[Saved entries]
****************
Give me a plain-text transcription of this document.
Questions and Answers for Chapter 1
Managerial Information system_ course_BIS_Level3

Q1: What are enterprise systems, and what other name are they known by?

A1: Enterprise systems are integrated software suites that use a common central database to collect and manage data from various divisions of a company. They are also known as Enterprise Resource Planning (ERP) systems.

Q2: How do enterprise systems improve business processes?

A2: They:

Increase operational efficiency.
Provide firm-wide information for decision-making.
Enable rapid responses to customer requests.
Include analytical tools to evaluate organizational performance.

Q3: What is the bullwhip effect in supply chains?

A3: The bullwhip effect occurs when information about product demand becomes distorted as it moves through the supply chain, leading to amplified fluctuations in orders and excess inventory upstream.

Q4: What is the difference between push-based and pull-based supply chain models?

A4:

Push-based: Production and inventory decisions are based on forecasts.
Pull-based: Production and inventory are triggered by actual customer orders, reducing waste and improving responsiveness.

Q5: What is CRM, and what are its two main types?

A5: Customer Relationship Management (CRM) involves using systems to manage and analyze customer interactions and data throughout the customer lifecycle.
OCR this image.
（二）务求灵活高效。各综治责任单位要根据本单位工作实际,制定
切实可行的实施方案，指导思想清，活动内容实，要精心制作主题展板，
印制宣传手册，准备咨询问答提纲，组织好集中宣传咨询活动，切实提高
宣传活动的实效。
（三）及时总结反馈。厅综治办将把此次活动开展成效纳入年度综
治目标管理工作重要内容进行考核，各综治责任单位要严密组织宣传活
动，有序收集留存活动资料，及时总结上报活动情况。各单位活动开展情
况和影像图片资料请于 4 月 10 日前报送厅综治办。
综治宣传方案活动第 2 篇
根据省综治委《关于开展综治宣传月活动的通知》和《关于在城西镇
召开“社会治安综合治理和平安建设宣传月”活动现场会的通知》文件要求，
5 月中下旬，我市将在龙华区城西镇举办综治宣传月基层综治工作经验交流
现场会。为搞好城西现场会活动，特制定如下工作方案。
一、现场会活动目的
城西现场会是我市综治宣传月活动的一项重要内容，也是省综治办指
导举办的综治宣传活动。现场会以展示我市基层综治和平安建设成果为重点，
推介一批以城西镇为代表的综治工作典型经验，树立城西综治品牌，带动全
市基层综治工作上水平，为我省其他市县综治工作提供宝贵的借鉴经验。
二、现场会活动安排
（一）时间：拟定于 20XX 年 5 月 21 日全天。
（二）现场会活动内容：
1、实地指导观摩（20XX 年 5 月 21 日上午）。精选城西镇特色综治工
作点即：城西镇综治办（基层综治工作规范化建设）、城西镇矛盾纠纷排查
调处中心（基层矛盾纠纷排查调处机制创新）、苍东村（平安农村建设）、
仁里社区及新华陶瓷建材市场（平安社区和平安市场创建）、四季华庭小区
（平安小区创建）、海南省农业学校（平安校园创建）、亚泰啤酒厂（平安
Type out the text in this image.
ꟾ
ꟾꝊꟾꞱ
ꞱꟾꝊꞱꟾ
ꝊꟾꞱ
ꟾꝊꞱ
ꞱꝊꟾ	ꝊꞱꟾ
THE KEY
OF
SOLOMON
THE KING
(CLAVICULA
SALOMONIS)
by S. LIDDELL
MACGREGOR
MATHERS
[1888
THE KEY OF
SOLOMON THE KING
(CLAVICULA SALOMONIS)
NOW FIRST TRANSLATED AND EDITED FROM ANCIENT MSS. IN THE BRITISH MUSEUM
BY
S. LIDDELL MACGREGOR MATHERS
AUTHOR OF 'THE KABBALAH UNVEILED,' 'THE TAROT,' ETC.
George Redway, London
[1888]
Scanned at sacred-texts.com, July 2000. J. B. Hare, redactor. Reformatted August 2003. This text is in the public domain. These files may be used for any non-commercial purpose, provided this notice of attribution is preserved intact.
****************
Reproduce the data in its entirety, matching each character.

Give me a plain-text transcription of this document.
Questions and Answers for Chapter 1
Managerial Information system_ course_BIS_Level3

Q1: What are enterprise systems, and what other name are they known by?

A1: Enterprise systems are integrated software suites that use a common central database to collect and manage data from various divisions of a company. They are also known as Enterprise Resource Planning (ERP) systems.

Q2: How do enterprise systems improve business processes?

A2: They:

Increase operational efficiency.
Provide firm-wide information for decision-making.
Enable rapid responses to customer requests.
Include analytical tools to evaluate organizational performance.

Q3: What is the bullwhip effect in supply chains?

A3: The bullwhip effect occurs when information about product demand becomes distorted as it moves through the supply chain, leading to amplified fluctuations in orders and excess inventory upstream.

Q4: What is the difference between push-based and pull-based supply chain models?

A4:

Push-based: Production and inventory decisions are based on forecasts.
Pull-based: Production and inventory are triggered by actual customer orders, reducing waste and improving responsiveness.

Q5: What is CRM, and what are its two main types?

A5: Customer Relationship Management (CRM) involves using systems to manage and analyze customer interactions and data throughout the customer lifecycle.
OCR this image.
（二）务求灵活高效。各综治责任单位要根据本单位工作实际,制定
切实可行的实施方案，指导思想清，活动内容实，要精心制作主题展板，
印制宣传手册，准备咨询问答提纲，组织好集中宣传咨询活动，切实提高
宣传活动的实效。
（三）及时总结反馈。厅综治办将把此次活动开展成效纳入年度综
治目标管理工作重要内容进行考核，各综治责任单位要严密组织宣传活
动，有序收集留存活动资料，及时总结上报活动情况。各单位活动开展情
况和影像图片资料请于 4 月 10 日前报送厅综治办。
综治宣传方案活动第 2 篇
根据省综治委《关于开展综治宣传月活动的通知》和《关于在城西镇
召开“社会治安综合治理和平安建设宣传月”活动现场会的通知》文件要求，
5 月中下旬，我市将在龙华区城西镇举办综治宣传月基层综治工作经验交流
现场会。为搞好城西现场会活动，特制定如下工作方案。
一、现场会活动目的
城西现场会是我市综治宣传月活动的一项重要内容，也是省综治办指
导举办的综治宣传活动。现场会以展示我市基层综治和平安建设成果为重点，
推介一批以城西镇为代表的综治工作典型经验，树立城西综治品牌，带动全
市基层综治工作上水平，为我省其他市县综治工作提供宝贵的借鉴经验。
二、现场会活动安排
（一）时间：拟定于 20XX 年 5 月 21 日全天。
（二）现场会活动内容：
1、实地指导观摩（20XX 年 5 月 21 日上午）。精选城西镇特色综治工
作点即：城西镇综治办（基层综治工作规范化建设）、城西镇矛盾纠纷排查
调处中心（基层矛盾纠纷排查调处机制创新）、苍东村（平安农村建设）、
仁里社区及新华陶瓷建材市场（平安社区和平安市场创建）、四季华庭小区
（平安小区创建）、海南省农业学校（平安校园创建）、亚泰啤酒厂（平安
Type out the text in this image.
ꟾ
ꟾꝊꟾꞱ
ꞱꟾꝊꞱꟾ
ꝊꟾꞱ
ꟾꝊꞱ
ꞱꝊꟾ	ꝊꞱꟾ
THE KEY
OF
SOLOMON
THE KING
(CLAVICULA
SALOMONIS)
by S. LIDDELL
MACGREGOR
MATHERS
[1888
THE KEY OF
SOLOMON THE KING
(CLAVICULA SALOMONIS)
NOW FIRST TRANSLATED AND EDITED FROM ANCIENT MSS. IN THE BRITISH MUSEUM
BY
S. LIDDELL MACGREGOR MATHERS
AUTHOR OF 'THE KABBALAH UNVEILED,' 'THE TAROT,' ETC.
George Redway, London
[1888]
Scanned at sacred-texts.com, July 2000. J. B. Hare, redactor. Reformatted August 2003. This text is in the public domain. These files may be used for any non-commercial purpose, provided this notice of attribution is preserved intact.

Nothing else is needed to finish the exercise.